### TASK DESCRIPTION
Copy out all of the material exactly as presented.

____ STORED RECORDS

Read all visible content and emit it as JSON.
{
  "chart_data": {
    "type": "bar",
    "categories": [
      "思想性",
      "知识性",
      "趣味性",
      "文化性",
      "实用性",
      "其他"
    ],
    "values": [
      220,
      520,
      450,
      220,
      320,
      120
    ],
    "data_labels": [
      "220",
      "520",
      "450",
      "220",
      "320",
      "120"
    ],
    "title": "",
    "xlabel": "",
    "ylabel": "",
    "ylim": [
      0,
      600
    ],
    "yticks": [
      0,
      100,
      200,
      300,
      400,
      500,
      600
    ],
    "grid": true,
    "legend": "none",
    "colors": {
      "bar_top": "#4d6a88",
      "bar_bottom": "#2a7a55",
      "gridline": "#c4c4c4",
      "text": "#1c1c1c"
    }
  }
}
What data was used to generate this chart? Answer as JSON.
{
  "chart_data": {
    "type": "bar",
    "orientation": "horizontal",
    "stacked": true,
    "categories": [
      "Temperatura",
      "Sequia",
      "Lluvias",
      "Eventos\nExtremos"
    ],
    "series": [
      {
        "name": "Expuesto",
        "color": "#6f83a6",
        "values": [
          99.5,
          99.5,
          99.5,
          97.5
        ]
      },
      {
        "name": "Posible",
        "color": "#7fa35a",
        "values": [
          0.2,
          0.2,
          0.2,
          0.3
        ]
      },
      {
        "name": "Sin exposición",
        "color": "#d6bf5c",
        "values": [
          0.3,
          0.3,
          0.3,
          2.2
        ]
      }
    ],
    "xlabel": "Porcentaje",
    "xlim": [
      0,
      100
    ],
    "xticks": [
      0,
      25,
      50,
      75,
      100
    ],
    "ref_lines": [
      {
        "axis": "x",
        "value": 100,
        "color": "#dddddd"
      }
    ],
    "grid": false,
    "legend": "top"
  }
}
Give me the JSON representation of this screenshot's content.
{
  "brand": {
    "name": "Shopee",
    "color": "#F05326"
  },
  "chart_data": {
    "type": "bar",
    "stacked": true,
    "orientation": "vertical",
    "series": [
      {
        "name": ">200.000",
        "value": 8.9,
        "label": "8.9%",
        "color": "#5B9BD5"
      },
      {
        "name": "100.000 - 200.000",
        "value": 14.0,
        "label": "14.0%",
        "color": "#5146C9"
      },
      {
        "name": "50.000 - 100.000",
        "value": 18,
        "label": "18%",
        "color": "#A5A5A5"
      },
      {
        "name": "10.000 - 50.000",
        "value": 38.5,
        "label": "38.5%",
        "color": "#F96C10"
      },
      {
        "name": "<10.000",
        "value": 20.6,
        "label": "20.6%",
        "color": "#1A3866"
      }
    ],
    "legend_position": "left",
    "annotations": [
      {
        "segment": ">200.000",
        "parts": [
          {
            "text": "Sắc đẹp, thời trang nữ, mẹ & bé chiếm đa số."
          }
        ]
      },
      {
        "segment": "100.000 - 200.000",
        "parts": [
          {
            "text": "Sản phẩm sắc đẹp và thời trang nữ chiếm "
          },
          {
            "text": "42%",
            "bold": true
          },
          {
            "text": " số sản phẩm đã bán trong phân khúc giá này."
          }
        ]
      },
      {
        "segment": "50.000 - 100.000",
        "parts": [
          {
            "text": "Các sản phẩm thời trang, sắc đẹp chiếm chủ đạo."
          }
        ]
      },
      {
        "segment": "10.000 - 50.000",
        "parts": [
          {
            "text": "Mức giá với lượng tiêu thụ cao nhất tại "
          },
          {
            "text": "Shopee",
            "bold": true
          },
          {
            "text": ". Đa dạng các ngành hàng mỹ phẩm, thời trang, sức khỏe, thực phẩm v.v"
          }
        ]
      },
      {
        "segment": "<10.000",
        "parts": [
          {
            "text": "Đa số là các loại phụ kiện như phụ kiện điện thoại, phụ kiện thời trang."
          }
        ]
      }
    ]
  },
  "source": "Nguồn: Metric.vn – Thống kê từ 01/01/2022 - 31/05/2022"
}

________

### WRITTEN RESPONSE
Read all visible content and emit it as JSON.
{
  "chart_data": {
    "type": "bar",
    "categories": [
      "思想性",
      "知识性",
      "趣味性",
      "文化性",
      "实用性",
      "其他"
    ],
    "values": [
      220,
      520,
      450,
      220,
      320,
      120
    ],
    "data_labels": [
      "220",
      "520",
      "450",
      "220",
      "320",
      "120"
    ],
    "title": "",
    "xlabel": "",
    "ylabel": "",
    "ylim": [
      0,
      600
    ],
    "yticks": [
      0,
      100,
      200,
      300,
      400,
      500,
      600
    ],
    "grid": true,
    "legend": "none",
    "colors": {
      "bar_top": "#4d6a88",
      "bar_bottom": "#2a7a55",
      "gridline": "#c4c4c4",
      "text": "#1c1c1c"
    }
  }
}
What data was used to generate this chart? Answer as JSON.
{
  "chart_data": {
    "type": "bar",
    "orientation": "horizontal",
    "stacked": true,
    "categories": [
      "Temperatura",
      "Sequia",
      "Lluvias",
      "Eventos\nExtremos"
    ],
    "series": [
      {
        "name": "Expuesto",
        "color": "#6f83a6",
        "values": [
          99.5,
          99.5,
          99.5,
          97.5
        ]
      },
      {
        "name": "Posible",
        "color": "#7fa35a",
        "values": [
          0.2,
          0.2,
          0.2,
          0.3
        ]
      },
      {
        "name": "Sin exposición",
        "color": "#d6bf5c",
        "values": [
          0.3,
          0.3,
          0.3,
          2.2
        ]
      }
    ],
    "xlabel": "Porcentaje",
    "xlim": [
      0,
      100
    ],
    "xticks": [
      0,
      25,
      50,
      75,
      100
    ],
    "ref_lines": [
      {
        "axis": "x",
        "value": 100,
        "color": "#dddddd"
      }
    ],
    "grid": false,
    "legend": "top"
  }
}
Give me the JSON representation of this screenshot's content.
{
  "brand": {
    "name": "Shopee",
    "color": "#F05326"
  },
  "chart_data": {
    "type": "bar",
    "stacked": true,
    "orientation": "vertical",
    "series": [
      {
        "name": ">200.000",
        "value": 8.9,
        "label": "8.9%",
        "color": "#5B9BD5"
      },
      {
        "name": "100.000 - 200.000",
        "value": 14.0,
        "label": "14.0%",
        "color": "#5146C9"
      },
      {
        "name": "50.000 - 100.000",
        "value": 18,
        "label": "18%",
        "color": "#A5A5A5"
      },
      {
        "name": "10.000 - 50.000",
        "value": 38.5,
        "label": "38.5%",
        "color": "#F96C10"
      },
      {
        "name": "<10.000",
        "value": 20.6,
        "label": "20.6%",
        "color": "#1A3866"
      }
    ],
    "legend_position": "left",
    "annotations": [
      {
        "segment": ">200.000",
        "parts": [
          {
            "text": "Sắc đẹp, thời trang nữ, mẹ & bé chiếm đa số."
          }
        ]
      },
      {
        "segment": "100.000 - 200.000",
        "parts": [
          {
            "text": "Sản phẩm sắc đẹp và thời trang nữ chiếm "
          },
          {
            "text": "42%",
            "bold": true
          },
          {
            "text": " số sản phẩm đã bán trong phân khúc giá này."
          }
        ]
      },
      {
        "segment": "50.000 - 100.000",
        "parts": [
          {
            "text": "Các sản phẩm thời trang, sắc đẹp chiếm chủ đạo."
          }
        ]
      },
      {
        "segment": "10.000 - 50.000",
        "parts": [
          {
            "text": "Mức giá với lượng tiêu thụ cao nhất tại "
          },
          {
            "text": "Shopee",
            "bold": true
          },
          {
            "text": ". Đa dạng các ngành hàng mỹ phẩm, thời trang, sức khỏe, thực phẩm v.v"
          }
        ]
      },
      {
        "segment": "<10.000",
        "parts": [
          {
            "text": "Đa số là các loại phụ kiện như phụ kiện điện thoại, phụ kiện thời trang."
          }
        ]
      }
    ]
  },
  "source": "Nguồn: Metric.vn – Thống kê từ 01/01/2022 - 31/05/2022"
}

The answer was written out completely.